Brief
How many lines of the material below contain the string "للتعليم"? Answer with the number and nothing else.

-*-*-

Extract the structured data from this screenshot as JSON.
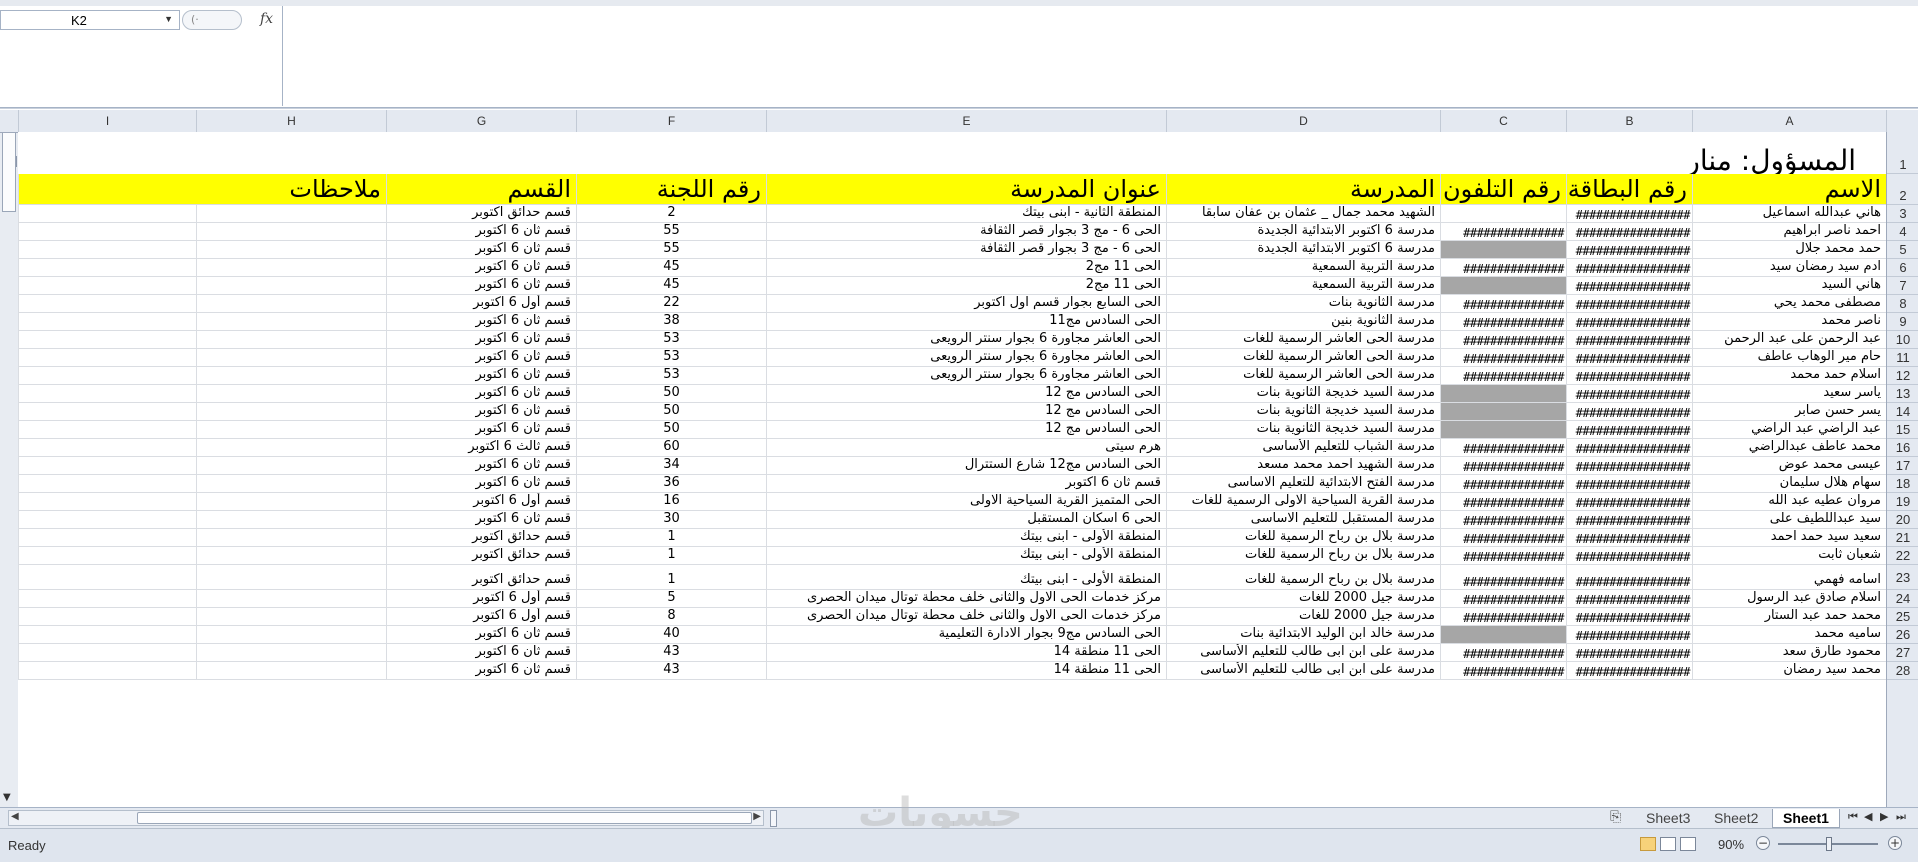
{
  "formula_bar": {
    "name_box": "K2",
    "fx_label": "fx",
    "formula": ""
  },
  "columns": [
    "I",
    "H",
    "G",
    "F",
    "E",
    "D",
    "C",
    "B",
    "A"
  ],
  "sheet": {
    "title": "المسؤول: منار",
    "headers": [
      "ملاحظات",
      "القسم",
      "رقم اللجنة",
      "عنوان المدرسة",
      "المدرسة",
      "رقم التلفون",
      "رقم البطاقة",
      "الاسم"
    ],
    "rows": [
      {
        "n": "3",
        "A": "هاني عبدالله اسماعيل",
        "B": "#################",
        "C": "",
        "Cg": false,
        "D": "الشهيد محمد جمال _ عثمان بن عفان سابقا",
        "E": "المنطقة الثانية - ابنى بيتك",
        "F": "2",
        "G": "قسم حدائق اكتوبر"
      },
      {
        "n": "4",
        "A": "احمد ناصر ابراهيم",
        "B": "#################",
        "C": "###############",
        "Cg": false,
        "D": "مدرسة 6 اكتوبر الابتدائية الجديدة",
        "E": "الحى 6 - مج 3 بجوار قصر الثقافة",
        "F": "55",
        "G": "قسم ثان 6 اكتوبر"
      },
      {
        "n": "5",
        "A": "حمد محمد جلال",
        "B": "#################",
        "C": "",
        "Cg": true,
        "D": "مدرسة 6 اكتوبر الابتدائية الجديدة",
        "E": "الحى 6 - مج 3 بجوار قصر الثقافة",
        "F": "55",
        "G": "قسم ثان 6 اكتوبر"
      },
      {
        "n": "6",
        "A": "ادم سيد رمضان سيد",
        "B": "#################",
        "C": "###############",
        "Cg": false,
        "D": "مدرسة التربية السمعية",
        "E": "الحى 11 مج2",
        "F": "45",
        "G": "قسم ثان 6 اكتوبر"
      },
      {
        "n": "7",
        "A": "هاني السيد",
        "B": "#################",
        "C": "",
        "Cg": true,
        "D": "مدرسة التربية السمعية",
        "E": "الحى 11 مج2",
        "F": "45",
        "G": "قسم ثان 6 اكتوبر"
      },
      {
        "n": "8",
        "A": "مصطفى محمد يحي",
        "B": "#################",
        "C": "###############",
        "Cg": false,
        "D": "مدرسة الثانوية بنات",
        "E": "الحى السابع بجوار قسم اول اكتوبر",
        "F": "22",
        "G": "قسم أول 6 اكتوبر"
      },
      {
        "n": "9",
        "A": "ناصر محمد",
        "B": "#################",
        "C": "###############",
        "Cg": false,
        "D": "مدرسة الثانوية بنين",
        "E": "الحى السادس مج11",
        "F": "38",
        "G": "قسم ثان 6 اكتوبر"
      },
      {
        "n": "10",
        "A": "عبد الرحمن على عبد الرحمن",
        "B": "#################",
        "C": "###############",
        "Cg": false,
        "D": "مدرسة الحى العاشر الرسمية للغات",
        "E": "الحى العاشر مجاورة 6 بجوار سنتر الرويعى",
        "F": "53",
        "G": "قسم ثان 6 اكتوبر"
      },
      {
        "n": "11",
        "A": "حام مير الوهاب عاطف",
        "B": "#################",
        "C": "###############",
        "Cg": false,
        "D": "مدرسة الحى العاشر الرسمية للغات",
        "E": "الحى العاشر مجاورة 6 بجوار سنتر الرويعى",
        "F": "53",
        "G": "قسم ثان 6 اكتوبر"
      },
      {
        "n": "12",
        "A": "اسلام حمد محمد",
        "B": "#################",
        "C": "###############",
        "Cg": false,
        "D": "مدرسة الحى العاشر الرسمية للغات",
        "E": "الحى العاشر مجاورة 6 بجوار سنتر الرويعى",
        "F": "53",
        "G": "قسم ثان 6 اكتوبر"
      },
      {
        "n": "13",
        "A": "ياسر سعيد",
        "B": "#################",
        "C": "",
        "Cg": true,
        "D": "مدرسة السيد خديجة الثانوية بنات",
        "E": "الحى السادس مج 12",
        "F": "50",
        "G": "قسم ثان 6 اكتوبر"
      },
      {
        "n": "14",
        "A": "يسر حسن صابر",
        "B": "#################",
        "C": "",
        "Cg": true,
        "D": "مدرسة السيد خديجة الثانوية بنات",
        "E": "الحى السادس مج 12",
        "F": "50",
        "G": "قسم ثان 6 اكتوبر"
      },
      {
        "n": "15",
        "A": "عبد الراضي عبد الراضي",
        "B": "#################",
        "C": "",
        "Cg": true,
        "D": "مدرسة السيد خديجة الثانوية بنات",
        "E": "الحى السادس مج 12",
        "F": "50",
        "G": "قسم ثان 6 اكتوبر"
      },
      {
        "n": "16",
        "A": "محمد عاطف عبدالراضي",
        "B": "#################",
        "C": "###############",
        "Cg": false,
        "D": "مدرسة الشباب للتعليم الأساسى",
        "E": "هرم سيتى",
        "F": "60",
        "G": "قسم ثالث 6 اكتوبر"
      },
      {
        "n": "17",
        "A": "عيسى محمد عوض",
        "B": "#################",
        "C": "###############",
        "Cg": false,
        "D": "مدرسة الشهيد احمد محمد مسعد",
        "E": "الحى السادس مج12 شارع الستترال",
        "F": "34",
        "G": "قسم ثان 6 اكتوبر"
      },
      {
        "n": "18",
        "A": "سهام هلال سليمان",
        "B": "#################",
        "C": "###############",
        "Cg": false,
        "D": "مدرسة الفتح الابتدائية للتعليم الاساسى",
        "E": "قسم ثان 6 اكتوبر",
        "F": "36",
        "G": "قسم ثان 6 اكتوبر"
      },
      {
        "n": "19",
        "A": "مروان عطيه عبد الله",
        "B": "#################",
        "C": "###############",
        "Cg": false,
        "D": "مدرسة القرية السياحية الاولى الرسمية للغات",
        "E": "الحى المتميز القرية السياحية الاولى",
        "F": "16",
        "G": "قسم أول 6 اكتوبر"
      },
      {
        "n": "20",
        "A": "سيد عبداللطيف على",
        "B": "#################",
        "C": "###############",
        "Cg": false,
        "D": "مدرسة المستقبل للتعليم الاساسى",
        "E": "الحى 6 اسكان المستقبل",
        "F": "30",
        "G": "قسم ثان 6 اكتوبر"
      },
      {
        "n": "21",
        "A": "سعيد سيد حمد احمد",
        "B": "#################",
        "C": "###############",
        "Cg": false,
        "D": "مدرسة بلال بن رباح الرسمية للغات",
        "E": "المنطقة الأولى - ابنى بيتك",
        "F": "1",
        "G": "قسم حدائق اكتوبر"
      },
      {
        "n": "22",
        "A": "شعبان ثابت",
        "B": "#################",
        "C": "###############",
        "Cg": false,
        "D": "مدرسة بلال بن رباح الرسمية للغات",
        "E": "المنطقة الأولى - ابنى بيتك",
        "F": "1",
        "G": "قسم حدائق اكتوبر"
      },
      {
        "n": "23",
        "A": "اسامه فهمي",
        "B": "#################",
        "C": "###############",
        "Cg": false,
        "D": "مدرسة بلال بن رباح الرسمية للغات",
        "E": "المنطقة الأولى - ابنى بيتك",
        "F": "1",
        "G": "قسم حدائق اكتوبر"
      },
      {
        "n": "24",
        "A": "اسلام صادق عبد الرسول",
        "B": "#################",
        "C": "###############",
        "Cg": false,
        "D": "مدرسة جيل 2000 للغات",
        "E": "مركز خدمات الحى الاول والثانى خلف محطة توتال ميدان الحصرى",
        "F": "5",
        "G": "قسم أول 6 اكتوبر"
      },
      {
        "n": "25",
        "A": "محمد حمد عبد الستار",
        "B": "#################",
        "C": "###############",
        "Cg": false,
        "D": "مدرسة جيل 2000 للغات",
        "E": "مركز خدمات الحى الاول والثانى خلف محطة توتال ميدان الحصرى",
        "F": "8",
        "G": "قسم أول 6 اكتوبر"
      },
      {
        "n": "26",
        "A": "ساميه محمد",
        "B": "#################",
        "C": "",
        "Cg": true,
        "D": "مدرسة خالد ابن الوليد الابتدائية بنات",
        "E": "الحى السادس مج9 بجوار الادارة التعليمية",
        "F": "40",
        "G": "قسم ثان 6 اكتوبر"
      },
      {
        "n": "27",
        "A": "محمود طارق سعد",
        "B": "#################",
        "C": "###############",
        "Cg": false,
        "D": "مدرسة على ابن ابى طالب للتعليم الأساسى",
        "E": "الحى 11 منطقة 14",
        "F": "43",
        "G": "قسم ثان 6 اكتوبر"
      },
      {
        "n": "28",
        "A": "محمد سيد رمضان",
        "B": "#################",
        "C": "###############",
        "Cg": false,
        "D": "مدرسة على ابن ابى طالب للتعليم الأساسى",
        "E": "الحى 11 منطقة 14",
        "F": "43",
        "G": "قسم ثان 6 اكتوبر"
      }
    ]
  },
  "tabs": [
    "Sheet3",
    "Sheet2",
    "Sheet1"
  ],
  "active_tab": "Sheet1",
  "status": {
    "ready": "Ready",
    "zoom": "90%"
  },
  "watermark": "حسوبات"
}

-*-*-

Result of this task
5